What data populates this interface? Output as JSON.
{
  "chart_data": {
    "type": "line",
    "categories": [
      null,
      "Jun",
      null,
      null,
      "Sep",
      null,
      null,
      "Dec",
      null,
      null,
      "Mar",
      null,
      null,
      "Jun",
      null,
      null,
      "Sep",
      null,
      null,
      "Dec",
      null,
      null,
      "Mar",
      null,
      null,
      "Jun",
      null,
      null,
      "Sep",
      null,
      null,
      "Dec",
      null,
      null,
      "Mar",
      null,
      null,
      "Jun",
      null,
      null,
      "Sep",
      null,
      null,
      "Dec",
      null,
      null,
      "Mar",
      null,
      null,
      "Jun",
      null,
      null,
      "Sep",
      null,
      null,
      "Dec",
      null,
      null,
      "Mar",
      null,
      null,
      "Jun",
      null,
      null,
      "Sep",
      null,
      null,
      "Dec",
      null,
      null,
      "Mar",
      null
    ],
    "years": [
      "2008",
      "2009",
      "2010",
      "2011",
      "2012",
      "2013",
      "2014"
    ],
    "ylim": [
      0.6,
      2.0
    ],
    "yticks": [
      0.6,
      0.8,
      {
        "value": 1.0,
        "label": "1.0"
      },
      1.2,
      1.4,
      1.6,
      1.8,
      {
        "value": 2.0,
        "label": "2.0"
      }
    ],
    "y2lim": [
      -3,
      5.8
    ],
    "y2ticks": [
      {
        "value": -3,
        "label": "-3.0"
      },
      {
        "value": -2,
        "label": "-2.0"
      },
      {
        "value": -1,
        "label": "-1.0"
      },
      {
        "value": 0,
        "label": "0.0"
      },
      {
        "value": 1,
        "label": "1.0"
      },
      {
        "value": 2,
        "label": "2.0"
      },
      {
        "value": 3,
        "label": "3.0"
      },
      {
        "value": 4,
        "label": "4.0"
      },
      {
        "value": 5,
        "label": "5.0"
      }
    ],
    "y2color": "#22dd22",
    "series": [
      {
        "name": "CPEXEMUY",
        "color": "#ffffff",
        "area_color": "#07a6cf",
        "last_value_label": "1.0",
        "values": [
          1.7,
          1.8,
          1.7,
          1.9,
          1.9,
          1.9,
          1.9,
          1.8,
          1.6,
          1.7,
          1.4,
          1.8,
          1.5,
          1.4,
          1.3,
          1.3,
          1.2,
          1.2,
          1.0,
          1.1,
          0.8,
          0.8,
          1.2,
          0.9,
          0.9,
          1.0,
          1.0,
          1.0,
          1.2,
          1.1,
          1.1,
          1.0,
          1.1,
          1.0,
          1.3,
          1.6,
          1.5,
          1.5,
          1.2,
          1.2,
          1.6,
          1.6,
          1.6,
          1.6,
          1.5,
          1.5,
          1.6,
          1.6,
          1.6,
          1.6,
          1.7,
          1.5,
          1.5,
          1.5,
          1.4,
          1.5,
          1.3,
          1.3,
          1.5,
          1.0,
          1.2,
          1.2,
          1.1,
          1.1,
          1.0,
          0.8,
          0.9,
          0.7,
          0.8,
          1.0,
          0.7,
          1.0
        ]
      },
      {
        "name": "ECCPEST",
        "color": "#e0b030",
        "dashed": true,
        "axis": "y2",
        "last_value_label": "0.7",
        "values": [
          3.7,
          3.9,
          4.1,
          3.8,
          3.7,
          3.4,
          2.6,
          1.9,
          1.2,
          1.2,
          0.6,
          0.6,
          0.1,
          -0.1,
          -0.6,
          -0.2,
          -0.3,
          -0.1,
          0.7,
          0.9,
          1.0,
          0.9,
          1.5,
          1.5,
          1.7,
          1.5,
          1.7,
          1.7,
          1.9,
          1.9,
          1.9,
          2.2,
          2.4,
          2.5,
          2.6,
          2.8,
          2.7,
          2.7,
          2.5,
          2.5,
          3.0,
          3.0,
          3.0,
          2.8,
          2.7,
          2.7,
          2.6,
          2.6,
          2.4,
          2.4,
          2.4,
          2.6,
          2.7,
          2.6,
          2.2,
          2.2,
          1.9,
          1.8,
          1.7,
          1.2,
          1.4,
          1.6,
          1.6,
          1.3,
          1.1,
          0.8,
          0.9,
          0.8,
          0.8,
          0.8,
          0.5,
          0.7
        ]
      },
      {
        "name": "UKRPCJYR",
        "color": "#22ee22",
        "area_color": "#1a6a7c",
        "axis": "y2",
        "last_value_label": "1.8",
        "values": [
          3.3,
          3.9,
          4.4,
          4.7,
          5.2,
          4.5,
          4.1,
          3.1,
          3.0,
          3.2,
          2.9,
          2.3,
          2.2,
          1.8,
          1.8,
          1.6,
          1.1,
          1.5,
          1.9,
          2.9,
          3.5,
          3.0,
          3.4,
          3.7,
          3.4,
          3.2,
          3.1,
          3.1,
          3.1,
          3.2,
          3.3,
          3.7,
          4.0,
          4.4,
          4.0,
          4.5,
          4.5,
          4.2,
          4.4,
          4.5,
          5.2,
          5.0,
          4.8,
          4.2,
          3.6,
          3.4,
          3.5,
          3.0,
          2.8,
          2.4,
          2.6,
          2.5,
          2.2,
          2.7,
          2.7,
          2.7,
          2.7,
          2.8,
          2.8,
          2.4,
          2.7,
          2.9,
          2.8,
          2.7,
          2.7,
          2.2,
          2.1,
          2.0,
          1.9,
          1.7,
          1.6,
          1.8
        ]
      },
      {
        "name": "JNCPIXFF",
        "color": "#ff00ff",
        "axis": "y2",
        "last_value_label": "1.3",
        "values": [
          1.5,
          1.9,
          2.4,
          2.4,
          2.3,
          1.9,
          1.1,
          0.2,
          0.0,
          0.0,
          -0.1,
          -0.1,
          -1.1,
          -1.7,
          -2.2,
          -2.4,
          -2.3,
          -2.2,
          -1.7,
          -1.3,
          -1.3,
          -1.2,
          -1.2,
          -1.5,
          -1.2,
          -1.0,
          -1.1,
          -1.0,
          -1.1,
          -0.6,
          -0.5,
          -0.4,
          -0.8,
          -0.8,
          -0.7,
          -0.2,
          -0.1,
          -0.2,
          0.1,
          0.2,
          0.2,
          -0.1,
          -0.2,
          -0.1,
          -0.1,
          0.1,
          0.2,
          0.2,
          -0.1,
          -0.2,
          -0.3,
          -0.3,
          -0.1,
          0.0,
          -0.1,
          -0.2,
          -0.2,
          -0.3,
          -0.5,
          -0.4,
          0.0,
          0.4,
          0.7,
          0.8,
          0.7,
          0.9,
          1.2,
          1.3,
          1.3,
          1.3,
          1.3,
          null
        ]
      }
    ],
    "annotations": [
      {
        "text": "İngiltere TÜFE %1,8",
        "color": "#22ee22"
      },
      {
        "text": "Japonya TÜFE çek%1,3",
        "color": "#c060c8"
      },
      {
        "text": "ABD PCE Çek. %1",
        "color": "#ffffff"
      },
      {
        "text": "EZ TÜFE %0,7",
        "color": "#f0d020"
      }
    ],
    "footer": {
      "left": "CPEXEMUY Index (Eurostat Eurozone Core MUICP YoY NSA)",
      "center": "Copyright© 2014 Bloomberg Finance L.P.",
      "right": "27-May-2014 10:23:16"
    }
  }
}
_ _ _ _ _
__STATED PROBLEM__
Give the count of lines that hold the word "CPEXEMUY", with nothing added.

__RESULT FOR THIS TASK__
2